DIRECTIVE:
Go through the entries and transcribe each one exactly, dropping the pictures.

DATASET EXTRACT:
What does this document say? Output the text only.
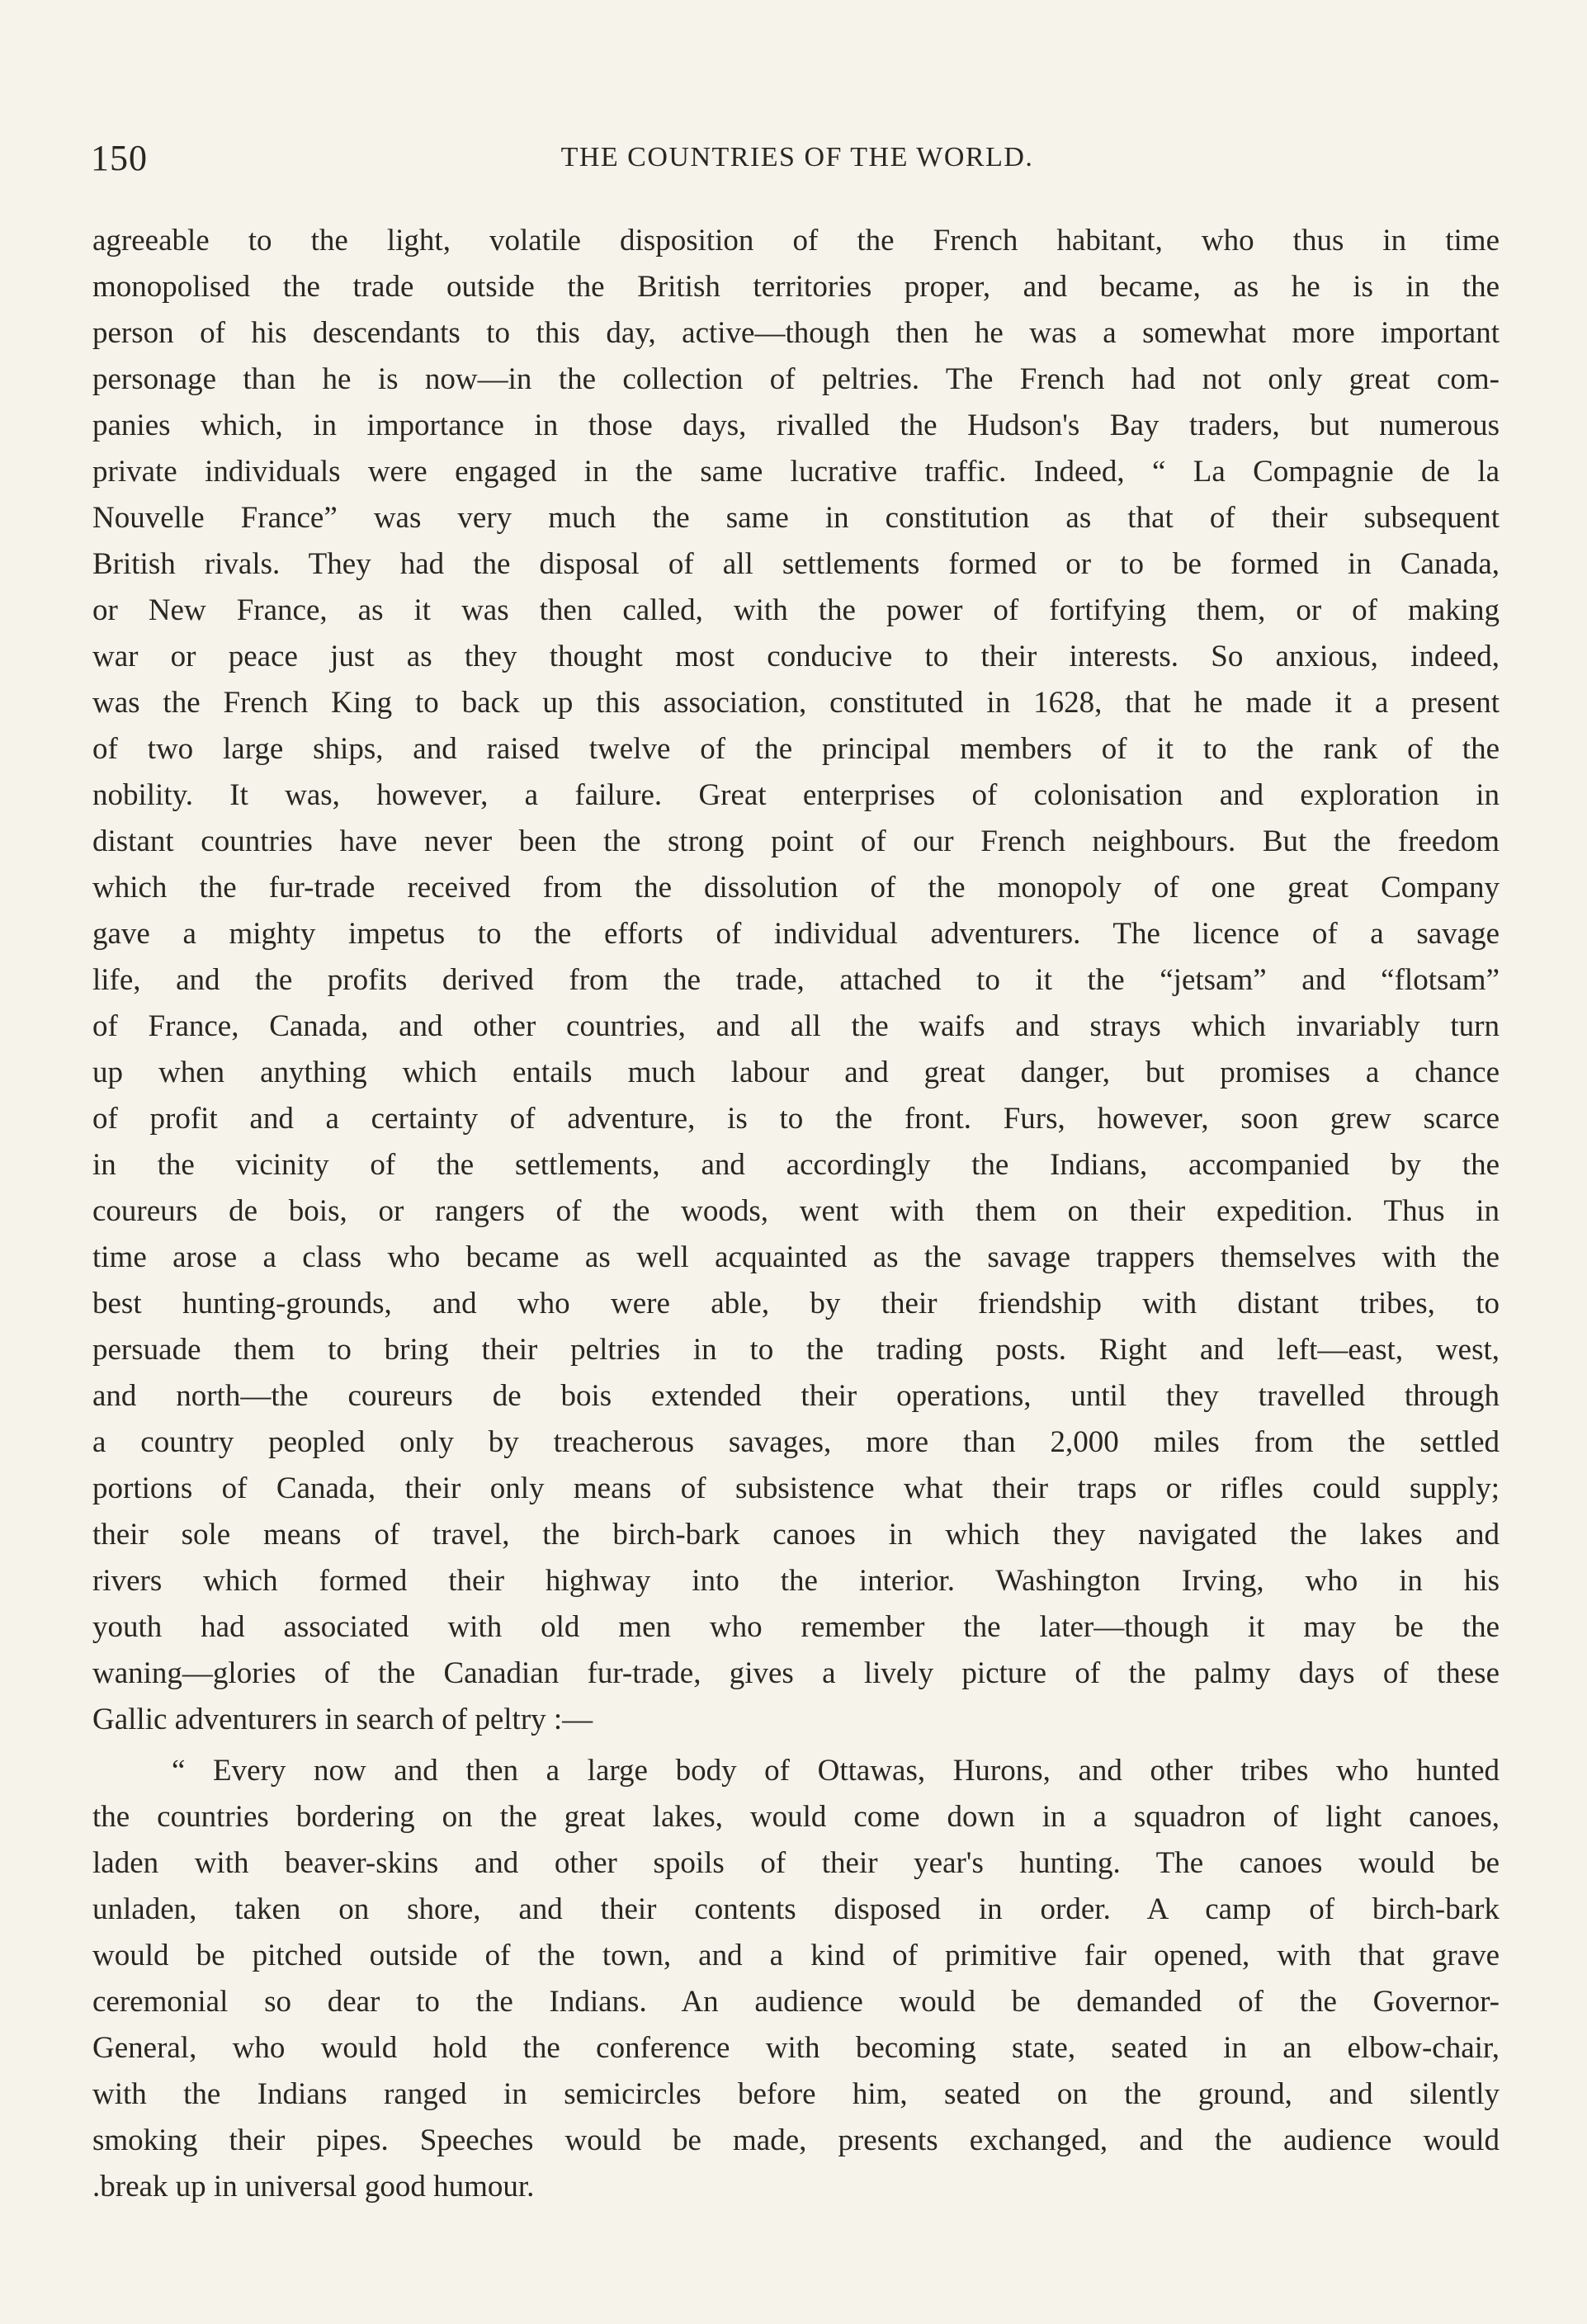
150	THE COUNTRIES OF THE WORLD.
agreeable to the light, volatile disposition of the French habitant, who thus in time
monopolised the trade outside the British territories proper, and became, as he is in the
person of his descendants to this day, active—though then he was a somewhat more important
personage than he is now—in the collection of peltries. The French had not only great com-
panies which, in importance in those days, rivalled the Hudson's Bay traders, but numerous
private individuals were engaged in the same lucrative traffic. Indeed, “ La Compagnie de la
Nouvelle France” was very much the same in constitution as that of their subsequent
British rivals. They had the disposal of all settlements formed or to be formed in Canada,
or New France, as it was then called, with the power of fortifying them, or of making
war or peace just as they thought most conducive to their interests. So anxious, indeed,
was the French King to back up this association, constituted in 1628, that he made it a present
of two large ships, and raised twelve of the principal members of it to the rank of the
nobility. It was, however, a failure. Great enterprises of colonisation and exploration in
distant countries have never been the strong point of our French neighbours. But the freedom
which the fur-trade received from the dissolution of the monopoly of one great Company
gave a mighty impetus to the efforts of individual adventurers. The licence of a savage
life, and the profits derived from the trade, attached to it the “jetsam” and “flotsam”
of France, Canada, and other countries, and all the waifs and strays which invariably turn
up when anything which entails much labour and great danger, but promises a chance
of profit and a certainty of adventure, is to the front. Furs, however, soon grew scarce
in the vicinity of the settlements, and accordingly the Indians, accompanied by the
coureurs de bois, or rangers of the woods, went with them on their expedition. Thus in
time arose a class who became as well acquainted as the savage trappers themselves with the
best hunting-grounds, and who were able, by their friendship with distant tribes, to
persuade them to bring their peltries in to the trading posts. Right and left—east, west,
and north—the coureurs de bois extended their operations, until they travelled through
a country peopled only by treacherous savages, more than 2,000 miles from the settled
portions of Canada, their only means of subsistence what their traps or rifles could supply;
their sole means of travel, the birch-bark canoes in which they navigated the lakes and
rivers which formed their highway into the interior. Washington Irving, who in his
youth had associated with old men who remember the later—though it may be the
waning—glories of the Canadian fur-trade, gives a lively picture of the palmy days of these
Gallic adventurers in search of peltry :—
“ Every now and then a large body of Ottawas, Hurons, and other tribes who hunted
the countries bordering on the great lakes, would come down in a squadron of light canoes,
laden with beaver-skins and other spoils of their year's hunting. The canoes would be
unladen, taken on shore, and their contents disposed in order. A camp of birch-bark
would be pitched outside of the town, and a kind of primitive fair opened, with that grave
ceremonial so dear to the Indians. An audience would be demanded of the Governor-
General, who would hold the conference with becoming state, seated in an elbow-chair,
with the Indians ranged in semicircles before him, seated on the ground, and silently
smoking their pipes. Speeches would be made, presents exchanged, and the audience would
.break up in universal good humour.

THE RESPONSE:
What does this document say? Output the text only.
150	THE COUNTRIES OF THE WORLD.
agreeable to the light, volatile disposition of the French habitant, who thus in time
monopolised the trade outside the British territories proper, and became, as he is in the
person of his descendants to this day, active—though then he was a somewhat more important
personage than he is now—in the collection of peltries. The French had not only great com-
panies which, in importance in those days, rivalled the Hudson's Bay traders, but numerous
private individuals were engaged in the same lucrative traffic. Indeed, “ La Compagnie de la
Nouvelle France” was very much the same in constitution as that of their subsequent
British rivals. They had the disposal of all settlements formed or to be formed in Canada,
or New France, as it was then called, with the power of fortifying them, or of making
war or peace just as they thought most conducive to their interests. So anxious, indeed,
was the French King to back up this association, constituted in 1628, that he made it a present
of two large ships, and raised twelve of the principal members of it to the rank of the
nobility. It was, however, a failure. Great enterprises of colonisation and exploration in
distant countries have never been the strong point of our French neighbours. But the freedom
which the fur-trade received from the dissolution of the monopoly of one great Company
gave a mighty impetus to the efforts of individual adventurers. The licence of a savage
life, and the profits derived from the trade, attached to it the “jetsam” and “flotsam”
of France, Canada, and other countries, and all the waifs and strays which invariably turn
up when anything which entails much labour and great danger, but promises a chance
of profit and a certainty of adventure, is to the front. Furs, however, soon grew scarce
in the vicinity of the settlements, and accordingly the Indians, accompanied by the
coureurs de bois, or rangers of the woods, went with them on their expedition. Thus in
time arose a class who became as well acquainted as the savage trappers themselves with the
best hunting-grounds, and who were able, by their friendship with distant tribes, to
persuade them to bring their peltries in to the trading posts. Right and left—east, west,
and north—the coureurs de bois extended their operations, until they travelled through
a country peopled only by treacherous savages, more than 2,000 miles from the settled
portions of Canada, their only means of subsistence what their traps or rifles could supply;
their sole means of travel, the birch-bark canoes in which they navigated the lakes and
rivers which formed their highway into the interior. Washington Irving, who in his
youth had associated with old men who remember the later—though it may be the
waning—glories of the Canadian fur-trade, gives a lively picture of the palmy days of these
Gallic adventurers in search of peltry :—
“ Every now and then a large body of Ottawas, Hurons, and other tribes who hunted
the countries bordering on the great lakes, would come down in a squadron of light canoes,
laden with beaver-skins and other spoils of their year's hunting. The canoes would be
unladen, taken on shore, and their contents disposed in order. A camp of birch-bark
would be pitched outside of the town, and a kind of primitive fair opened, with that grave
ceremonial so dear to the Indians. An audience would be demanded of the Governor-
General, who would hold the conference with becoming state, seated in an elbow-chair,
with the Indians ranged in semicircles before him, seated on the ground, and silently
smoking their pipes. Speeches would be made, presents exchanged, and the audience would
.break up in universal good humour.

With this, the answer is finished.